▶ **Problem requirements**:
Count the lines below that contain the word "applications", and reply with that number alone.

┌─ Provided entries

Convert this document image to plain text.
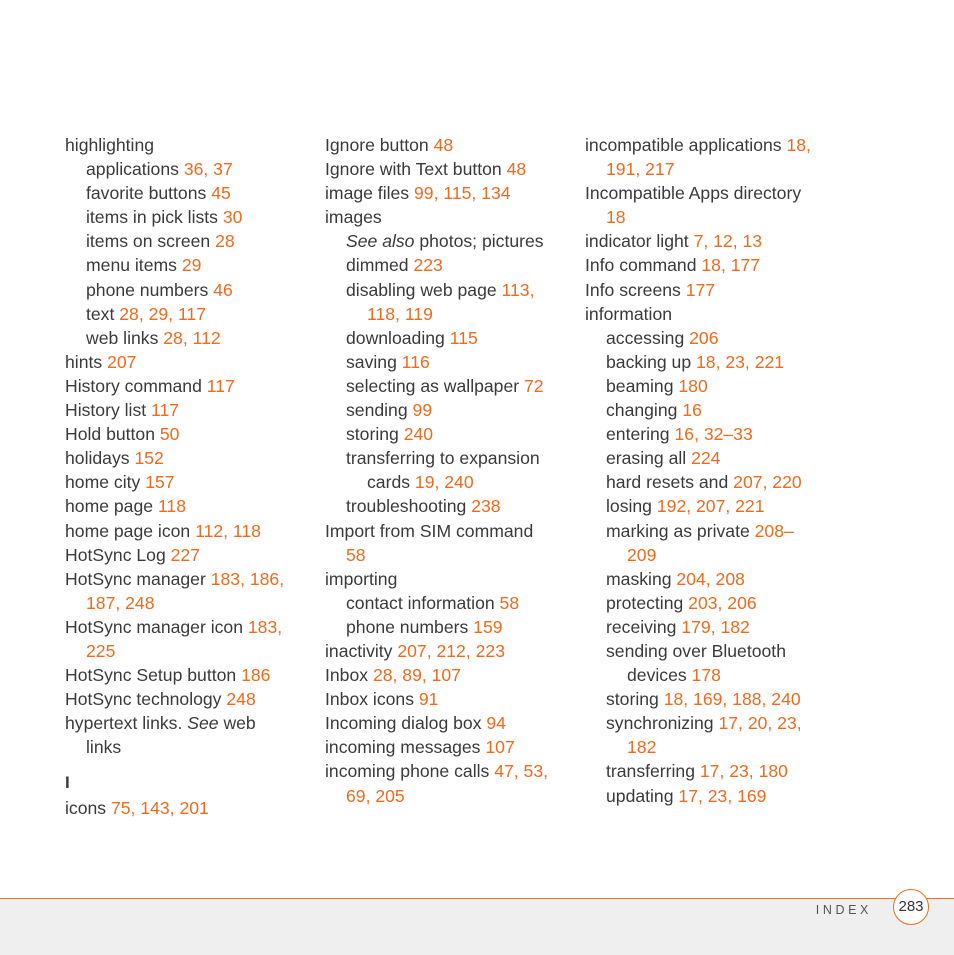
highlighting
applications 36, 37
favorite buttons 45
items in pick lists 30
items on screen 28
menu items 29
phone numbers 46
text 28, 29, 117
web links 28, 112
hints 207
History command 117
History list 117
Hold button 50
holidays 152
home city 157
home page 118
home page icon 112, 118
HotSync Log 227
HotSync manager 183, 186,
187, 248
HotSync manager icon 183,
225
HotSync Setup button 186
HotSync technology 248
hypertext links. See web
links
I
icons 75, 143, 201
Ignore button 48
Ignore with Text button 48
image files 99, 115, 134
images
See also photos; pictures
dimmed 223
disabling web page 113,
118, 119
downloading 115
saving 116
selecting as wallpaper 72
sending 99
storing 240
transferring to expansion
cards 19, 240
troubleshooting 238
Import from SIM command
58
importing
contact information 58
phone numbers 159
inactivity 207, 212, 223
Inbox 28, 89, 107
Inbox icons 91
Incoming dialog box 94
incoming messages 107
incoming phone calls 47, 53,
69, 205
incompatible applications 18,
191, 217
Incompatible Apps directory
18
indicator light 7, 12, 13
Info command 18, 177
Info screens 177
information
accessing 206
backing up 18, 23, 221
beaming 180
changing 16
entering 16, 32–33
erasing all 224
hard resets and 207, 220
losing 192, 207, 221
marking as private 208–
209
masking 204, 208
protecting 203, 206
receiving 179, 182
sending over Bluetooth
devices 178
storing 18, 169, 188, 240
synchronizing 17, 20, 23,
182
transferring 17, 23, 180
updating 17, 23, 169
INDEX	283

└─

▶ **Full answer**:
2